**INSTRUCTIONS TO FOLLOW**.
Write out each line in which the string "icon" is present.

** BEGIN SOURCE RECORDS **

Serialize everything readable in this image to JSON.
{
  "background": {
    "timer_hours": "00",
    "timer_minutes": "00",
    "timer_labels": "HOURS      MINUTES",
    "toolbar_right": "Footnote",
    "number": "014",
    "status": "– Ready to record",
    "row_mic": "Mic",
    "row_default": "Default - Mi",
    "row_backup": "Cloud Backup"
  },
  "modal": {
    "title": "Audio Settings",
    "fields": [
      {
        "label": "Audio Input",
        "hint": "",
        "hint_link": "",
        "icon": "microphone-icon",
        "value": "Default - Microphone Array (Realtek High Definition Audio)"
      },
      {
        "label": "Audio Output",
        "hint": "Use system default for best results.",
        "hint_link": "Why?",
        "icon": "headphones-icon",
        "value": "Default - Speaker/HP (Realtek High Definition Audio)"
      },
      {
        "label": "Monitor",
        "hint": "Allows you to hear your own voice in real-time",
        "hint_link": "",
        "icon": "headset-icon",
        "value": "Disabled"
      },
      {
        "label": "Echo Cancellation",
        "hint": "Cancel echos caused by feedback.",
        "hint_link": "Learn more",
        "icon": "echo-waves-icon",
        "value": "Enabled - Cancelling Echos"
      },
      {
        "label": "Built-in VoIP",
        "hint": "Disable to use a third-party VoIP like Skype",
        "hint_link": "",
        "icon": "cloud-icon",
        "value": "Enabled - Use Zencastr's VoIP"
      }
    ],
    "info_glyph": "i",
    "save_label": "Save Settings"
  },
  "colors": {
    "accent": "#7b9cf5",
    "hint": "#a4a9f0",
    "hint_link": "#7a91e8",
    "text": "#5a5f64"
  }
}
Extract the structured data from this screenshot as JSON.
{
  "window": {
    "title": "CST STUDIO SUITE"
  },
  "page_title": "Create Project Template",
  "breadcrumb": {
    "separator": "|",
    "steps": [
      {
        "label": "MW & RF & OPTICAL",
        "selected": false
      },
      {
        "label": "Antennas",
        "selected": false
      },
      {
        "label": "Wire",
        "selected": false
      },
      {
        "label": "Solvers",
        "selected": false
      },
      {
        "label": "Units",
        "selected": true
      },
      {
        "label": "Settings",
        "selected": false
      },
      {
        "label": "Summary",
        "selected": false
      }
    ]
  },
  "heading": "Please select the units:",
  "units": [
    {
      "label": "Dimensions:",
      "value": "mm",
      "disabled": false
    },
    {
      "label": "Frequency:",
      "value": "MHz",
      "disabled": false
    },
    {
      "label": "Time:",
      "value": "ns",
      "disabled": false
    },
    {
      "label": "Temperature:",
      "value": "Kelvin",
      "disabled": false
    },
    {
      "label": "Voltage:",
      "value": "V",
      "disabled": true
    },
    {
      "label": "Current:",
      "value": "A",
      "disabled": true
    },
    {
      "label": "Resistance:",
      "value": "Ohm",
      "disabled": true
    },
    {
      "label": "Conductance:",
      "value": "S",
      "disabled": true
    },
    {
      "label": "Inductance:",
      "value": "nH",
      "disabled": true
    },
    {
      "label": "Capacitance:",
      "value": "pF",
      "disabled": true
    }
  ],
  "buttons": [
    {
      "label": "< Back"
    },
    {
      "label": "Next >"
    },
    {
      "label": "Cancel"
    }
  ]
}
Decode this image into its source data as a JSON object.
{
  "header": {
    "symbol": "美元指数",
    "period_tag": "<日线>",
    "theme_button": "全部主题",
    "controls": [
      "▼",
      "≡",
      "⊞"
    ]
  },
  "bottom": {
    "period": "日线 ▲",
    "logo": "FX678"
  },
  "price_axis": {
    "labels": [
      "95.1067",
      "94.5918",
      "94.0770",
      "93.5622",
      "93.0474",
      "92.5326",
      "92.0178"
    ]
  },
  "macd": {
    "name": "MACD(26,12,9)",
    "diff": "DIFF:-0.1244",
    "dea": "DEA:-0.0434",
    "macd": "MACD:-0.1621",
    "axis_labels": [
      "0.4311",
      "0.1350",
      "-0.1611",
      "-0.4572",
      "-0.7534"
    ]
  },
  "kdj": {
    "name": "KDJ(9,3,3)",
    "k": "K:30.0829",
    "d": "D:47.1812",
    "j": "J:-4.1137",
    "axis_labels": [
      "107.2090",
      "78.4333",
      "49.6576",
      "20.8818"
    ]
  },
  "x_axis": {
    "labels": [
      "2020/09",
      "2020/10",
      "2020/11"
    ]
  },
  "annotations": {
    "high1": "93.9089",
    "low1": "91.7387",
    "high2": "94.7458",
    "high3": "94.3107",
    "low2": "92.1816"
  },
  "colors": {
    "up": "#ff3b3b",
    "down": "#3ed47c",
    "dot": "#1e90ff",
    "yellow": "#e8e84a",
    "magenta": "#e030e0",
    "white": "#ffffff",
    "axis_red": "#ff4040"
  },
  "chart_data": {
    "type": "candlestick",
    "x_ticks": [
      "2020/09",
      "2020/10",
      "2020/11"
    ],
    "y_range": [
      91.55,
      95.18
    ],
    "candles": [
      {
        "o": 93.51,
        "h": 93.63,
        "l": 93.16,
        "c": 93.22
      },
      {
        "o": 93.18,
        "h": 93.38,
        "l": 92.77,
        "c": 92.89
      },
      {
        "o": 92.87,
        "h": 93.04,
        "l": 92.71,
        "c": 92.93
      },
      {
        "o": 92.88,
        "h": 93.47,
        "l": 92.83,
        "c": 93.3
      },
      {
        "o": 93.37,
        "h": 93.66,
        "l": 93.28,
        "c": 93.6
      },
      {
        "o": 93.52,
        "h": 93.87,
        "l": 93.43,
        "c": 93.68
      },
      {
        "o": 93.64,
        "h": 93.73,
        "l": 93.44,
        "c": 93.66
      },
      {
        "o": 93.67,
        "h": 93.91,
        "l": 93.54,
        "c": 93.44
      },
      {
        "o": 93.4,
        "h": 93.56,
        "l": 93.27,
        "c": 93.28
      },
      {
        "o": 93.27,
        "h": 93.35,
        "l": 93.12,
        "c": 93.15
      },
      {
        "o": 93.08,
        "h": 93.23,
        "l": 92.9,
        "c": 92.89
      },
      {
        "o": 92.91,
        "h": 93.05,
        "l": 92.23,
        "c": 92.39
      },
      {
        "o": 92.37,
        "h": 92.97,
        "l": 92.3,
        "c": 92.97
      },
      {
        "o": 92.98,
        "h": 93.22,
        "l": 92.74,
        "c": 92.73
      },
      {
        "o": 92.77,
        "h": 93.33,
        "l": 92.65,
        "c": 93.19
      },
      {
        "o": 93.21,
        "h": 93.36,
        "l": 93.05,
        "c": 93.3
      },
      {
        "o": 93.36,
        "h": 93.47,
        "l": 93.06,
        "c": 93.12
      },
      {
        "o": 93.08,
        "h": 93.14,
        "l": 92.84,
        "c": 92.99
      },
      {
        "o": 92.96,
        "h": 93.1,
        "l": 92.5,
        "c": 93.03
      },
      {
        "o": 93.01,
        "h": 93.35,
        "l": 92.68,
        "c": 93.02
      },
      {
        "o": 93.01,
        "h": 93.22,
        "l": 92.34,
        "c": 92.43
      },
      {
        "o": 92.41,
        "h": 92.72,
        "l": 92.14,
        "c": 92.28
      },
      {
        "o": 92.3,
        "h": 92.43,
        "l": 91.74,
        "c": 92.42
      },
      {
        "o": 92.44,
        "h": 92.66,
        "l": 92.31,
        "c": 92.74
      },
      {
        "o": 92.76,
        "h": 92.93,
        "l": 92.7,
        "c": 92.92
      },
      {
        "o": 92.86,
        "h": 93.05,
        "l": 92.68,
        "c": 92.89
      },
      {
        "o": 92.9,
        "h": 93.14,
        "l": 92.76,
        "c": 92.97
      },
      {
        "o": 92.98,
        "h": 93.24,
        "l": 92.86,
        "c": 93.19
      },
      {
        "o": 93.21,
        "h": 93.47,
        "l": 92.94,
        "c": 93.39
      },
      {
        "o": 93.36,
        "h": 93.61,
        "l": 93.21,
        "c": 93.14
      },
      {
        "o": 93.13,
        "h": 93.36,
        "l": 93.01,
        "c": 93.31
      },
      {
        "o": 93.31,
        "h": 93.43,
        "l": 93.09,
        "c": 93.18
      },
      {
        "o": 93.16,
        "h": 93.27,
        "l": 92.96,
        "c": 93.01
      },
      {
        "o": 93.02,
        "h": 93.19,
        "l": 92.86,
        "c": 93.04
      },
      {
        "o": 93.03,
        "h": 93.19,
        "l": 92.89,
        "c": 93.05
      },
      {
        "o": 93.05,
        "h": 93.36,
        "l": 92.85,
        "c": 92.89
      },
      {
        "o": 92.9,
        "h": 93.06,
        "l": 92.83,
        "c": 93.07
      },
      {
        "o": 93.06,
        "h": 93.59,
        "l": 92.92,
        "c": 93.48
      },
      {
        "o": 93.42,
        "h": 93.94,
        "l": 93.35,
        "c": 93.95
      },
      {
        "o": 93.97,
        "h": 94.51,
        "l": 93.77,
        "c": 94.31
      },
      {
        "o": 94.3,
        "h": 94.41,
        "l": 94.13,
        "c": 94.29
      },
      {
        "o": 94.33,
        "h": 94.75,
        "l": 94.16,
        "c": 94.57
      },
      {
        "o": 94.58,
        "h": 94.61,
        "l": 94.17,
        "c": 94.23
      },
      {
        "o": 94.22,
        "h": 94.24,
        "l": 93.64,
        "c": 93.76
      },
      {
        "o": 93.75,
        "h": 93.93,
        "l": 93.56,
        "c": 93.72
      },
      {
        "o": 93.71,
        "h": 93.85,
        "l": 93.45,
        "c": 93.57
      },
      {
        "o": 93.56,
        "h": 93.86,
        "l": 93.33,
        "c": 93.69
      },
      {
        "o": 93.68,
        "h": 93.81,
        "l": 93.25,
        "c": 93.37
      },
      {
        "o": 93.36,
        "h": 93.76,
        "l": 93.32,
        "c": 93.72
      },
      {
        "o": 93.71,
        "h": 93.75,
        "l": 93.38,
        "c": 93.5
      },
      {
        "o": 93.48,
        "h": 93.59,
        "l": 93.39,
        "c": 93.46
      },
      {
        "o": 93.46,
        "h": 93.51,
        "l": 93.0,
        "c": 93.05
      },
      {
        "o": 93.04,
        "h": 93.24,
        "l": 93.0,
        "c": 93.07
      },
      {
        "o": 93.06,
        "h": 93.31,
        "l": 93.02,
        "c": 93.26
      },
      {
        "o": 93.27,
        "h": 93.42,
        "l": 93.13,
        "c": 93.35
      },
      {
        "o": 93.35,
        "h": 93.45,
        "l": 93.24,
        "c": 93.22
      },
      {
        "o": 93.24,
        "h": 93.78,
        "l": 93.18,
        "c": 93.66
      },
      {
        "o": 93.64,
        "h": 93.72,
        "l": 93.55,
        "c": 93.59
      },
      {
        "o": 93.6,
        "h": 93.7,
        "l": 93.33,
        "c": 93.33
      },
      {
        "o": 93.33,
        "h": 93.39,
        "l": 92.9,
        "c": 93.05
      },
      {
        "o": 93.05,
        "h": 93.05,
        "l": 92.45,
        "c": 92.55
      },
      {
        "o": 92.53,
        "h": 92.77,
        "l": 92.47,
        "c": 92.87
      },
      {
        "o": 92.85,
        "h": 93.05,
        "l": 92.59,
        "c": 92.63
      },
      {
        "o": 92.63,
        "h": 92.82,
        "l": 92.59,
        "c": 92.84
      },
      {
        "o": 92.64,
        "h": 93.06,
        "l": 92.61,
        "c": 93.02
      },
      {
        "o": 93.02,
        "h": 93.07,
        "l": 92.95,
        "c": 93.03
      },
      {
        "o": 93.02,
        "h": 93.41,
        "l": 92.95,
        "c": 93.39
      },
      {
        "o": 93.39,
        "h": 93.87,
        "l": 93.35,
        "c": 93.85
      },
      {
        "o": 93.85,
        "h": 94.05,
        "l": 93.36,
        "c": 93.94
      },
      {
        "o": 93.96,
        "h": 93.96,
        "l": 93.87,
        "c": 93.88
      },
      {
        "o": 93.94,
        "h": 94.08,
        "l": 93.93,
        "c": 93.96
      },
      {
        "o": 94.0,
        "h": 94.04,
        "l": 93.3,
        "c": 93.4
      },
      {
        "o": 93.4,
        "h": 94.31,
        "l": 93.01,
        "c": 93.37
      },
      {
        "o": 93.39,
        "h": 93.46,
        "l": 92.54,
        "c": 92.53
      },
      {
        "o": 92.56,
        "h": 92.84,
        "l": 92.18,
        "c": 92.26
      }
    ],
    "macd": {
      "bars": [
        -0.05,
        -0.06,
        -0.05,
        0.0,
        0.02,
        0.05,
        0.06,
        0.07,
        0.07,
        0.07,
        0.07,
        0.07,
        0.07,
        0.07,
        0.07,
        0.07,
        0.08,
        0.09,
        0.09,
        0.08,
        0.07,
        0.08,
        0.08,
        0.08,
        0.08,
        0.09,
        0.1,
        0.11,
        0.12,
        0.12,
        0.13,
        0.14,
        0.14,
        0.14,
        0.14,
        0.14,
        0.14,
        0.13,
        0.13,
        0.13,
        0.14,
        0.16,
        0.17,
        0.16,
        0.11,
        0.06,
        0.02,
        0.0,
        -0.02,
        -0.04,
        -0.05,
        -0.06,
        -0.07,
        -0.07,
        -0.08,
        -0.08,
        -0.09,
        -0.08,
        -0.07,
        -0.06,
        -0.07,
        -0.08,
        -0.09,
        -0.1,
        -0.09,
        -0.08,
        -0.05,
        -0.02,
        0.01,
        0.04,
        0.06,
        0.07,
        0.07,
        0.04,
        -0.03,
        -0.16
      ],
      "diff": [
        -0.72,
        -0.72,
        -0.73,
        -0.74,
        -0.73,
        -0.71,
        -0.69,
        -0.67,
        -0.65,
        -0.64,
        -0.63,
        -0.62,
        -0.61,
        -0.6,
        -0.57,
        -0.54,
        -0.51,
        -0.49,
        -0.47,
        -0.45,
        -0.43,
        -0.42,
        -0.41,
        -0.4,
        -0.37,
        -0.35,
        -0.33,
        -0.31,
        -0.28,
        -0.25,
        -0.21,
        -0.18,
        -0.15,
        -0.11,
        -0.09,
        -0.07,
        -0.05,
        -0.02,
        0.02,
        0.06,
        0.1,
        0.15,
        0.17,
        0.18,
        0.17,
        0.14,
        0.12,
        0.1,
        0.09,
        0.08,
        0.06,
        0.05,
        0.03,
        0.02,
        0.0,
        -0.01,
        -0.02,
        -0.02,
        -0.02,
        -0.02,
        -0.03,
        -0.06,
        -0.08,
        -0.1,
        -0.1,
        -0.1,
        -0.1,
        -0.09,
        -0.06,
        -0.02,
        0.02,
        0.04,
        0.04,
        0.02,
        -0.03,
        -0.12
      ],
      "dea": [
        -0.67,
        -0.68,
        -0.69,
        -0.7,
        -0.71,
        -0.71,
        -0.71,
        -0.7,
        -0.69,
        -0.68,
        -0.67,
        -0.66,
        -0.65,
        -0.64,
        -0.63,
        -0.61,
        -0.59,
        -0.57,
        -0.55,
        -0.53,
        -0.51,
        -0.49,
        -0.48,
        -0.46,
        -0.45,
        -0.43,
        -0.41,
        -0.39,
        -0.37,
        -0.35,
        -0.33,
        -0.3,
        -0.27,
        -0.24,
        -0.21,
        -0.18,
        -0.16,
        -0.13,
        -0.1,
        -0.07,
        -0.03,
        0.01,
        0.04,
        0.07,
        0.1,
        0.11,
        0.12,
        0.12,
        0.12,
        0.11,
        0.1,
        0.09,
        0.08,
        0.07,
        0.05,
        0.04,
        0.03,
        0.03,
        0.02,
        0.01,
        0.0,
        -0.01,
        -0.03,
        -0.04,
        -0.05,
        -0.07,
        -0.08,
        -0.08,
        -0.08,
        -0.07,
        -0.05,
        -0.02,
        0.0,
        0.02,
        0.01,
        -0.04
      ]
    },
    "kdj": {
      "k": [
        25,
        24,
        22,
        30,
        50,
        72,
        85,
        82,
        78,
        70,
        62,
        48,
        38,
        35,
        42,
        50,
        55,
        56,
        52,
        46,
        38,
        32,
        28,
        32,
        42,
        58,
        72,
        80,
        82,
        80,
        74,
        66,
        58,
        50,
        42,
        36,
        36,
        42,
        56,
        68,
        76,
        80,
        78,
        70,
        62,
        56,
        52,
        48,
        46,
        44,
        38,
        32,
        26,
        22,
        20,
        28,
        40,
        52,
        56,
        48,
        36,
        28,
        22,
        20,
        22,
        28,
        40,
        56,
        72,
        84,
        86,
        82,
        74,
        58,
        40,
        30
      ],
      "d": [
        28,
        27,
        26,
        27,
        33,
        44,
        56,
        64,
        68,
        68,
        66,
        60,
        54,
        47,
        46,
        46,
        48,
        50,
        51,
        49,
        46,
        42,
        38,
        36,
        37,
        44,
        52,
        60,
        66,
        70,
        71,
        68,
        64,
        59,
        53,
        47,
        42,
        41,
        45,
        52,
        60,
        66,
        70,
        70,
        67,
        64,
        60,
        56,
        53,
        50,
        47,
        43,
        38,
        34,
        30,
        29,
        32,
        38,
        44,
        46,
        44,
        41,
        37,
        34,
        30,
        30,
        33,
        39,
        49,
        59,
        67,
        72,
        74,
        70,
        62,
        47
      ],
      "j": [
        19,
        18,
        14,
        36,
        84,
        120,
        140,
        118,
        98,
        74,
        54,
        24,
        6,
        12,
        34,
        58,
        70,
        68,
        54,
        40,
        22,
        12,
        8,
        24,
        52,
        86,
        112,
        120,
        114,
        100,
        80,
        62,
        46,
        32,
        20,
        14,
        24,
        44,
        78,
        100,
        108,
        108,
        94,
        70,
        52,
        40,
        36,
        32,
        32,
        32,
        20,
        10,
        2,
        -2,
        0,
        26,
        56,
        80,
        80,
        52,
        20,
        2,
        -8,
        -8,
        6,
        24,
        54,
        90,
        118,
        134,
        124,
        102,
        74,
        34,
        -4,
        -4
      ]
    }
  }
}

** END SOURCE RECORDS **

**TASK RESULT**.
        "icon": "microphone-icon",
        "icon": "headphones-icon",
        "icon": "headset-icon",
        "icon": "echo-waves-icon",
        "icon": "cloud-icon",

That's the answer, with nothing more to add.